DO THIS
Retype nothing but the lines running from the line that contains "Decode this image" to the last line, both ends included, and skip every image.

---------- INPUT MATERIAL ----------

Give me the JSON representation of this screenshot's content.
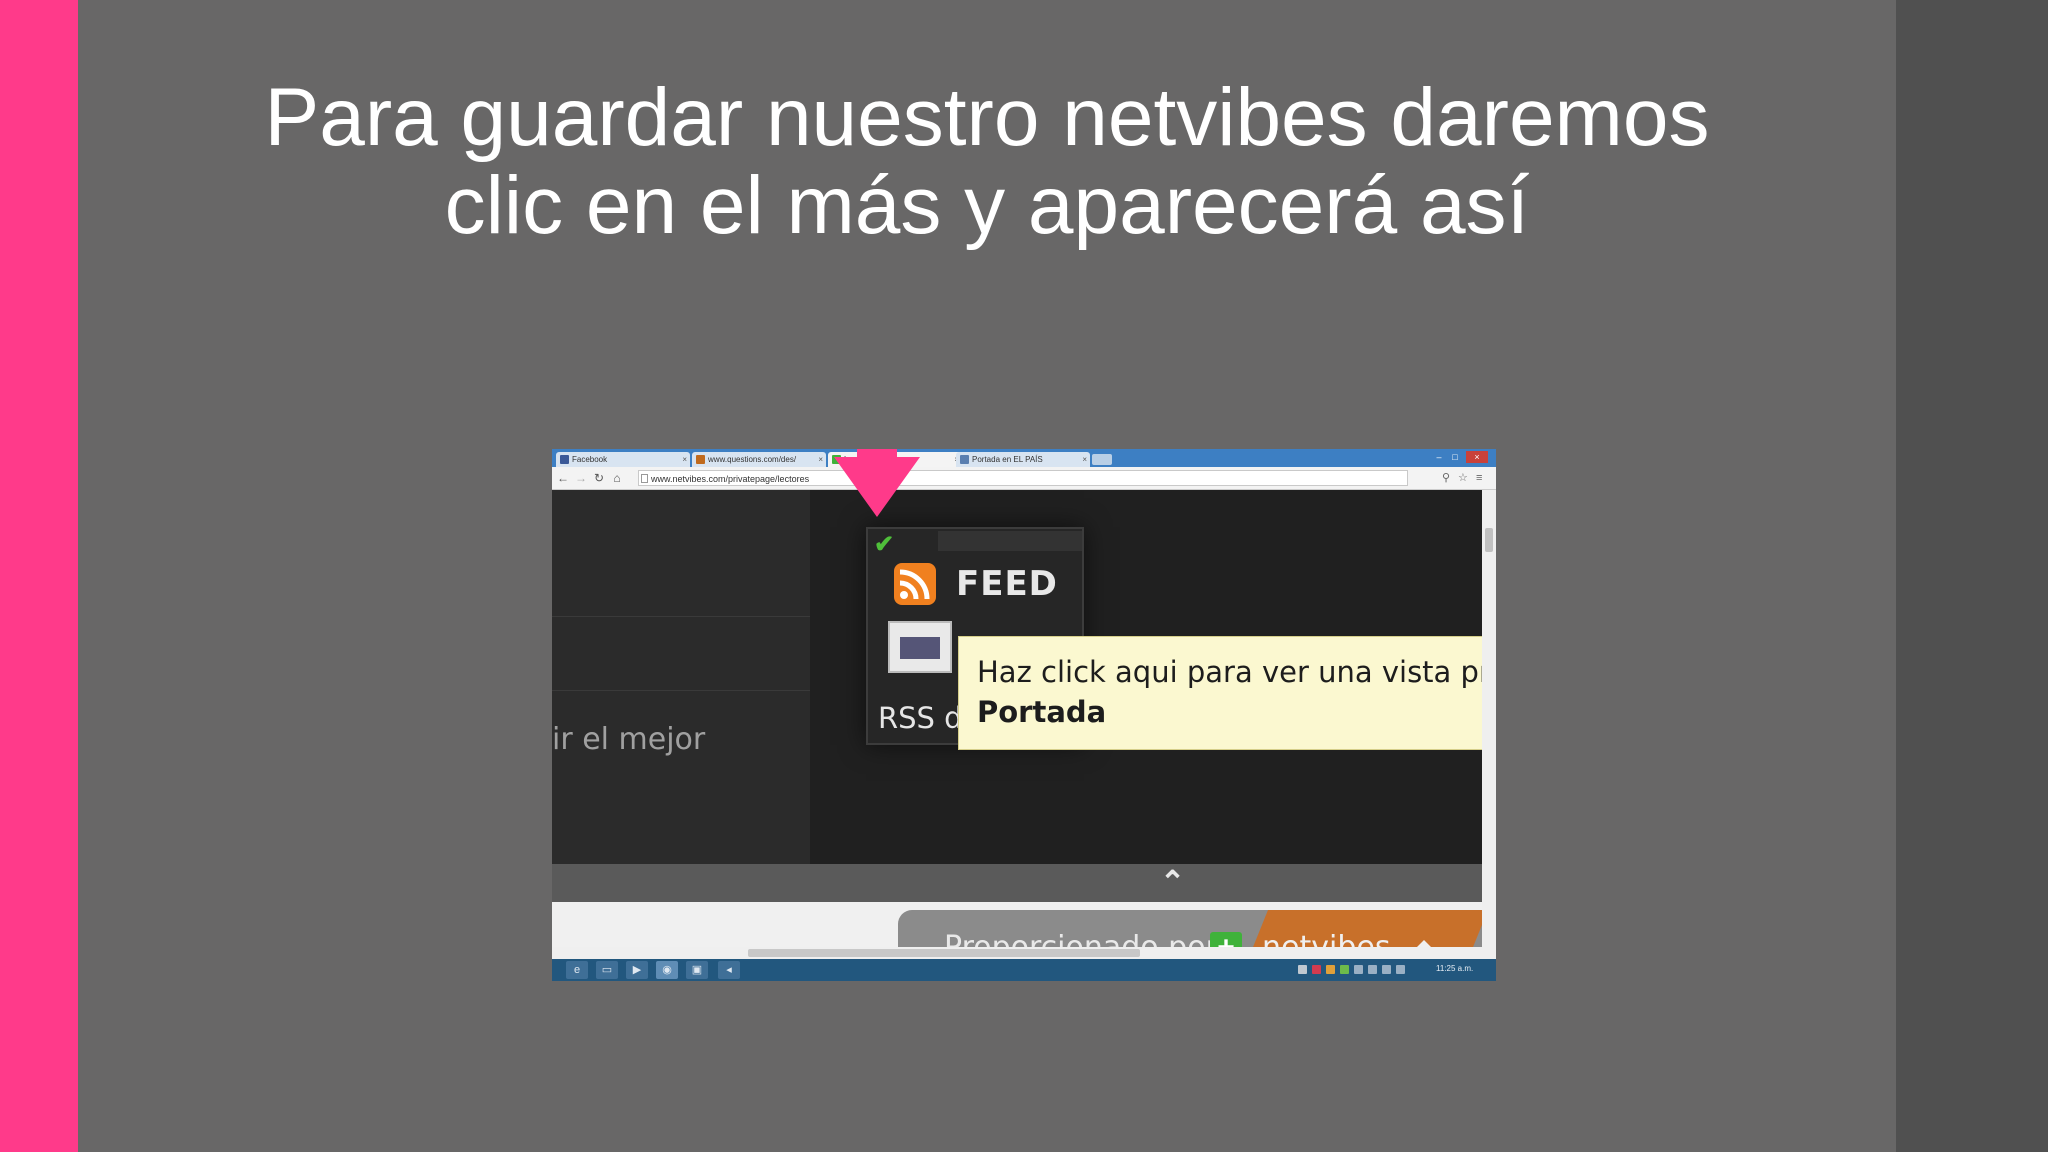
{
  "slide": {
    "title_line1": "Para guardar nuestro netvibes daremos",
    "title_line2": "clic en el más y aparecerá así",
    "colors": {
      "background": "#686767",
      "accent_bar": "#ff3a8a",
      "right_band": "#505050"
    }
  },
  "browser": {
    "tabs": [
      {
        "label": "Facebook",
        "favicon_color": "#3b5998"
      },
      {
        "label": "www.questions.com/des/",
        "favicon_color": "#c06a1d"
      },
      {
        "label": "Lecto",
        "favicon_color": "#3fb23a"
      },
      {
        "label": "Portada en EL PAÍS",
        "favicon_color": "#5a7fb0"
      }
    ],
    "url": "www.netvibes.com/privatepage/lectores"
  },
  "netvibes": {
    "left_text": "ir el mejor",
    "feed_label": "FEED",
    "rss_caption": "RSS de la secc",
    "tooltip_line1": "Haz click aqui para ver una vista previ",
    "tooltip_line2": "Portada",
    "provided_by": "Proporcionado por",
    "brand": "netvibes"
  },
  "taskbar": {
    "clock": "11:25 a.m."
  }
}
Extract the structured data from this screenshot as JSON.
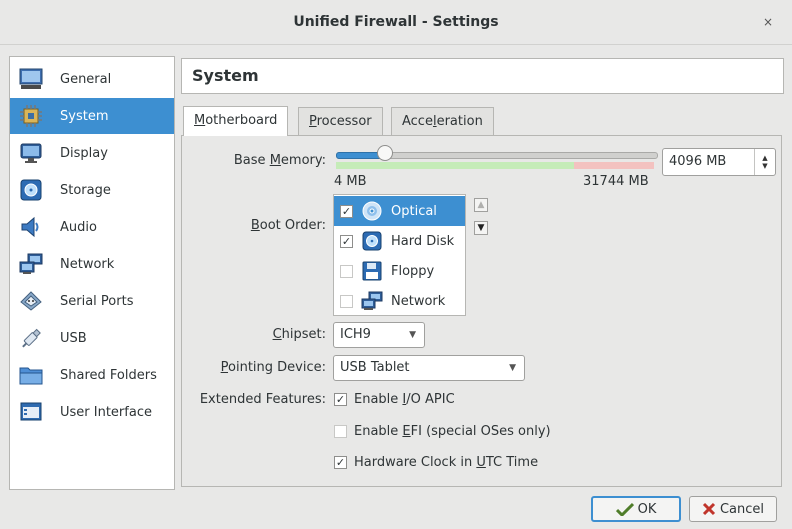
{
  "window": {
    "title": "Unified Firewall - Settings",
    "close_glyph": "×"
  },
  "sidebar": {
    "items": [
      {
        "label": "General",
        "icon": "monitor-icon"
      },
      {
        "label": "System",
        "icon": "chip-icon",
        "selected": true
      },
      {
        "label": "Display",
        "icon": "display-icon"
      },
      {
        "label": "Storage",
        "icon": "disk-icon"
      },
      {
        "label": "Audio",
        "icon": "speaker-icon"
      },
      {
        "label": "Network",
        "icon": "network-icon"
      },
      {
        "label": "Serial Ports",
        "icon": "serial-port-icon"
      },
      {
        "label": "USB",
        "icon": "usb-icon"
      },
      {
        "label": "Shared Folders",
        "icon": "folder-icon"
      },
      {
        "label": "User Interface",
        "icon": "user-interface-icon"
      }
    ]
  },
  "section_title": "System",
  "tabs": [
    {
      "pre": "",
      "u": "M",
      "post": "otherboard",
      "selected": true
    },
    {
      "pre": "",
      "u": "P",
      "post": "rocessor"
    },
    {
      "pre": "Acce",
      "u": "l",
      "post": "eration"
    }
  ],
  "base_memory": {
    "label_pre": "Base ",
    "label_u": "M",
    "label_post": "emory:",
    "min_label": "4 MB",
    "max_label": "31744 MB",
    "value_text": "4096 MB",
    "value": 4096,
    "min": 4,
    "max": 31744,
    "recommended_max": 23808,
    "warn_max": 31744
  },
  "boot_order": {
    "label_pre": "",
    "label_u": "B",
    "label_post": "oot Order:",
    "items": [
      {
        "label": "Optical",
        "checked": true,
        "icon": "optical-disc-icon",
        "selected": true
      },
      {
        "label": "Hard Disk",
        "checked": true,
        "icon": "hard-disk-icon"
      },
      {
        "label": "Floppy",
        "checked": false,
        "icon": "floppy-icon"
      },
      {
        "label": "Network",
        "checked": false,
        "icon": "network-icon"
      }
    ]
  },
  "chipset": {
    "label_pre": "",
    "label_u": "C",
    "label_post": "hipset:",
    "value": "ICH9"
  },
  "pointing": {
    "label_pre": "",
    "label_u": "P",
    "label_post": "ointing Device:",
    "value": "USB Tablet"
  },
  "extended": {
    "label": "Extended Features:",
    "items": [
      {
        "pre": "Enable ",
        "u": "I",
        "post": "/O APIC",
        "checked": true
      },
      {
        "pre": "Enable ",
        "u": "E",
        "post": "FI (special OSes only)",
        "checked": false
      },
      {
        "pre": "Hardware Clock in ",
        "u": "U",
        "post": "TC Time",
        "checked": true
      }
    ]
  },
  "buttons": {
    "ok": "OK",
    "cancel": "Cancel"
  },
  "check_glyph": "✓",
  "colors": {
    "accent": "#3d8fd1",
    "ok_zone": "#c5ecb8",
    "warn_zone": "#f3c2c0"
  }
}
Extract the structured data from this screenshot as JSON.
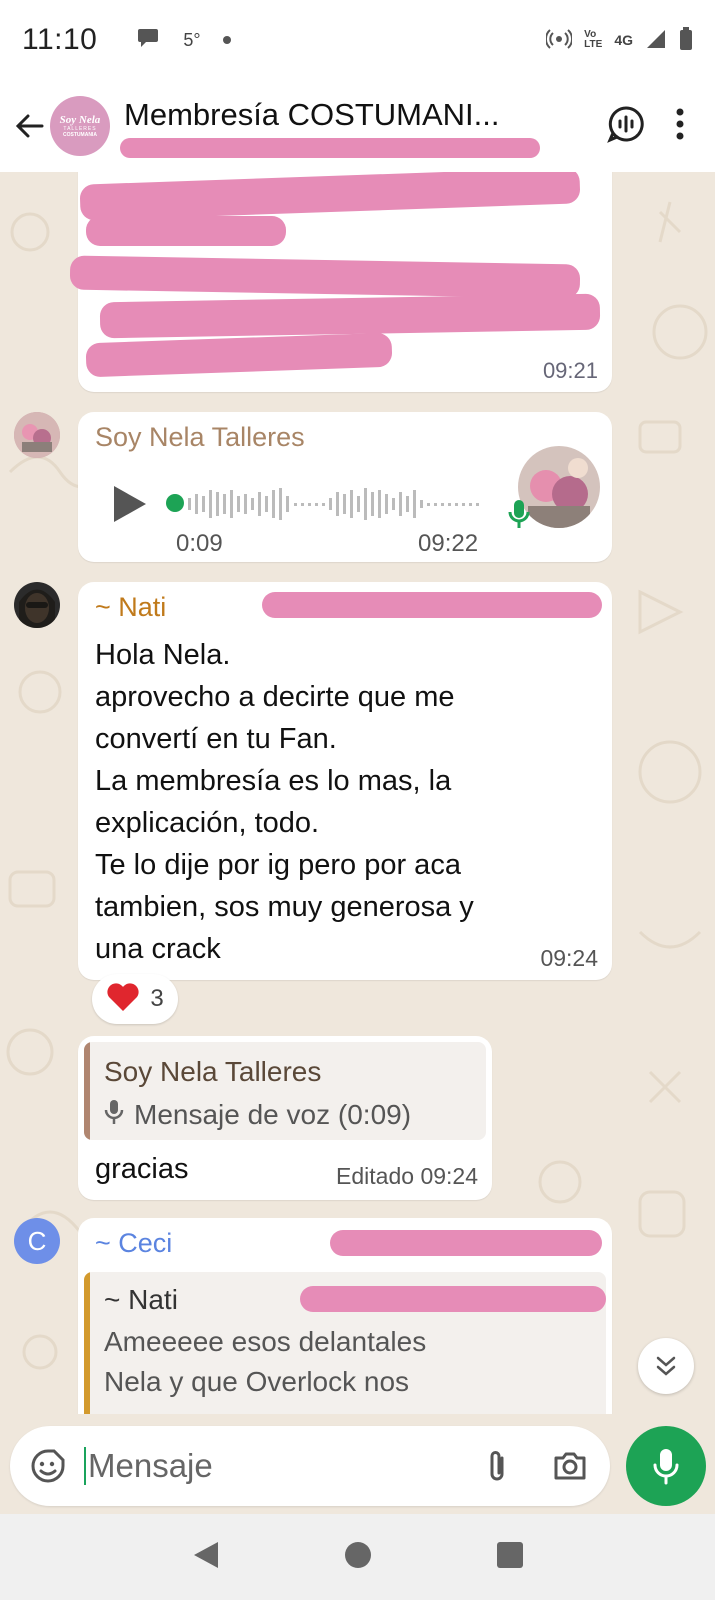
{
  "status_bar": {
    "time": "11:10",
    "temperature": "5°",
    "network": "4G",
    "volte": "Vo\nLTE"
  },
  "header": {
    "title": "Membresía COSTUMANI...",
    "avatar_line1": "Soy Nela",
    "avatar_line2": "TALLERES",
    "avatar_line3": "COSTUMANIA",
    "back_icon": "arrow-left-icon",
    "voice_chat_icon": "voice-chat-icon",
    "menu_icon": "more-vert-icon"
  },
  "messages": {
    "m1": {
      "time": "09:21"
    },
    "m2": {
      "sender": "Soy Nela Talleres",
      "duration": "0:09",
      "time": "09:22",
      "sender_color": "#a88566"
    },
    "m3": {
      "sender": "~ Nati",
      "sender_color": "#c07a1b",
      "lines": [
        "Hola Nela.",
        "aprovecho a decirte que me",
        "convertí en tu Fan.",
        "La membresía es lo mas, la",
        "explicación, todo.",
        "Te lo dije por ig pero por aca",
        "tambien, sos muy generosa y",
        "una crack"
      ],
      "time": "09:24",
      "reaction_emoji": "❤️",
      "reaction_count": "3"
    },
    "m4": {
      "quote_sender": "Soy Nela Talleres",
      "quote_text": "Mensaje de voz (0:09)",
      "text": "gracias",
      "time": "Editado 09:24"
    },
    "m5": {
      "avatar_letter": "C",
      "sender": "~ Ceci",
      "sender_color": "#5b84e0",
      "quote_sender": "~ Nati",
      "quote_lines": [
        "Ameeeee esos delantales",
        "Nela y que Overlock nos"
      ]
    }
  },
  "input": {
    "placeholder": "Mensaje"
  },
  "colors": {
    "accent": "#1da355",
    "chat_bg": "#efe7dc",
    "redaction": "#e68cb7"
  }
}
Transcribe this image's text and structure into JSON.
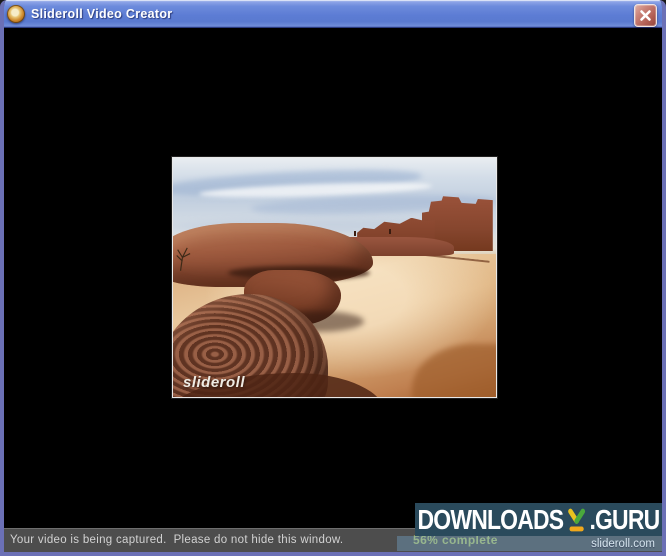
{
  "window": {
    "title": "Slideroll Video Creator",
    "icons": {
      "app": "disc-icon",
      "close": "close-x-icon"
    }
  },
  "photo": {
    "watermark": "slideroll",
    "description": "desert canyon scene with red sandstone rocks and pueblo ruins under a blue streaked sky"
  },
  "statusbar": {
    "message": "Your video is being captured.  Please do not hide this window.",
    "progress": "56% complete"
  },
  "overlay": {
    "brand_left": "DOWNLOADS",
    "brand_right": ".GURU",
    "site": "slideroll.com",
    "icon": "download-arrow-icon"
  },
  "colors": {
    "titlebar_blue": "#5c7cd4",
    "window_border": "#6b70b6",
    "statusbar_gray": "#4d4d4d",
    "progress_green": "#c2d96a",
    "overlay_teal": "#2a4a5c",
    "close_red": "#b05c52",
    "arrow_yellow": "#e8c21f",
    "arrow_green": "#4aa83c",
    "arrow_bar_orange": "#f0a81c"
  }
}
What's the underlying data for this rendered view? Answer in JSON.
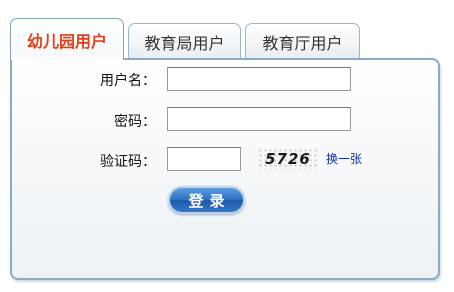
{
  "tabs": [
    {
      "label": "幼儿园用户",
      "active": true
    },
    {
      "label": "教育局用户",
      "active": false
    },
    {
      "label": "教育厅用户",
      "active": false
    }
  ],
  "form": {
    "username_label": "用户名：",
    "username_value": "",
    "password_label": "密码：",
    "password_value": "",
    "captcha_label": "验证码：",
    "captcha_value": "",
    "captcha_text": "5726",
    "refresh_label": "换一张",
    "login_label": "登录"
  },
  "colors": {
    "active_tab_text": "#e0401a",
    "panel_border": "#86acc9",
    "button_blue": "#2a6ec2",
    "link_blue": "#1030a0"
  }
}
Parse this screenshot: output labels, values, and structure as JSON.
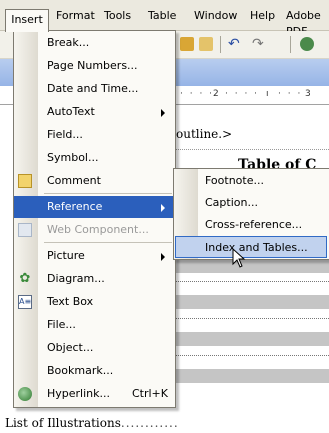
{
  "menubar": {
    "items": [
      "Insert",
      "Format",
      "Tools",
      "Table",
      "Window",
      "Help",
      "Adobe PDF"
    ]
  },
  "ruler": {
    "ticks": [
      "2",
      "3"
    ]
  },
  "document": {
    "outline_text": "outline.>",
    "heading_fragment": "Table of C",
    "list_of_illustrations": "List of Illustrations"
  },
  "insert_menu": {
    "items": [
      {
        "label": "Break...",
        "icon": "none"
      },
      {
        "label": "Page Numbers...",
        "icon": "none"
      },
      {
        "label": "Date and Time...",
        "icon": "none"
      },
      {
        "label": "AutoText",
        "icon": "none",
        "submenu": true
      },
      {
        "label": "Field...",
        "icon": "none"
      },
      {
        "label": "Symbol...",
        "icon": "none"
      },
      {
        "label": "Comment",
        "icon": "comment-icon"
      },
      {
        "label": "Reference",
        "icon": "none",
        "submenu": true,
        "highlighted": true
      },
      {
        "label": "Web Component...",
        "icon": "web-component-icon",
        "disabled": true
      },
      {
        "label": "Picture",
        "icon": "none",
        "submenu": true
      },
      {
        "label": "Diagram...",
        "icon": "diagram-icon"
      },
      {
        "label": "Text Box",
        "icon": "text-box-icon"
      },
      {
        "label": "File...",
        "icon": "none"
      },
      {
        "label": "Object...",
        "icon": "none"
      },
      {
        "label": "Bookmark...",
        "icon": "none"
      },
      {
        "label": "Hyperlink...",
        "icon": "hyperlink-icon",
        "shortcut": "Ctrl+K"
      }
    ]
  },
  "reference_submenu": {
    "items": [
      "Footnote...",
      "Caption...",
      "Cross-reference...",
      "Index and Tables..."
    ],
    "hovered": "Index and Tables..."
  }
}
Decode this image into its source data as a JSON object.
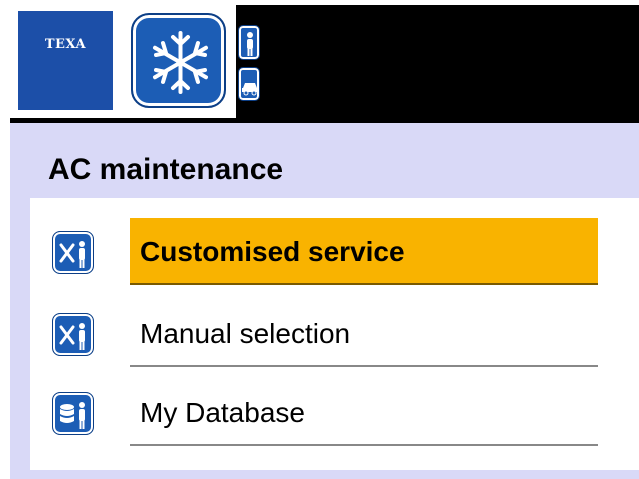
{
  "brand": {
    "logo_text": "TEXA",
    "logo_color": "#1c4fa8"
  },
  "header": {
    "main_icon": "snowflake-icon",
    "side_icons": [
      "person-icon",
      "car-icon"
    ]
  },
  "page": {
    "title": "AC maintenance"
  },
  "menu": {
    "selected_index": 0,
    "items": [
      {
        "label": "Customised service",
        "icon": "tools-person-icon"
      },
      {
        "label": "Manual selection",
        "icon": "tools-person-icon"
      },
      {
        "label": "My Database",
        "icon": "database-person-icon"
      }
    ]
  },
  "colors": {
    "panel_background": "#d9d9f7",
    "selected_highlight": "#f9b300",
    "icon_blue": "#1c5db5",
    "header_background": "#000000"
  }
}
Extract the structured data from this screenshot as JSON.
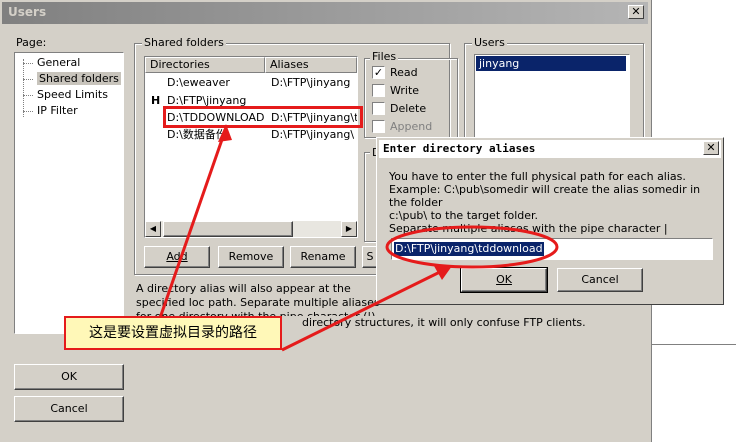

----------

THE COMPLETED TASK
Decode this image into its source data as a JSON object.
{
  "brand": {
    "logo_text": "TEXA",
    "logo_color": "#1c4fa8"
  },
  "header": {
    "main_icon": "snowflake-icon",
    "side_icons": [
      "person-icon",
      "car-icon"
    ]
  },
  "page": {
    "title": "AC maintenance"
  },
  "menu": {
    "selected_index": 0,
    "items": [
      {
        "label": "Customised service",
        "icon": "tools-person-icon"
      },
      {
        "label": "Manual selection",
        "icon": "tools-person-icon"
      },
      {
        "label": "My Database",
        "icon": "database-person-icon"
      }
    ]
  },
  "colors": {
    "panel_background": "#d9d9f7",
    "selected_highlight": "#f9b300",
    "icon_blue": "#1c5db5",
    "header_background": "#000000"
  }
}
Extract the structured data from this screenshot as JSON.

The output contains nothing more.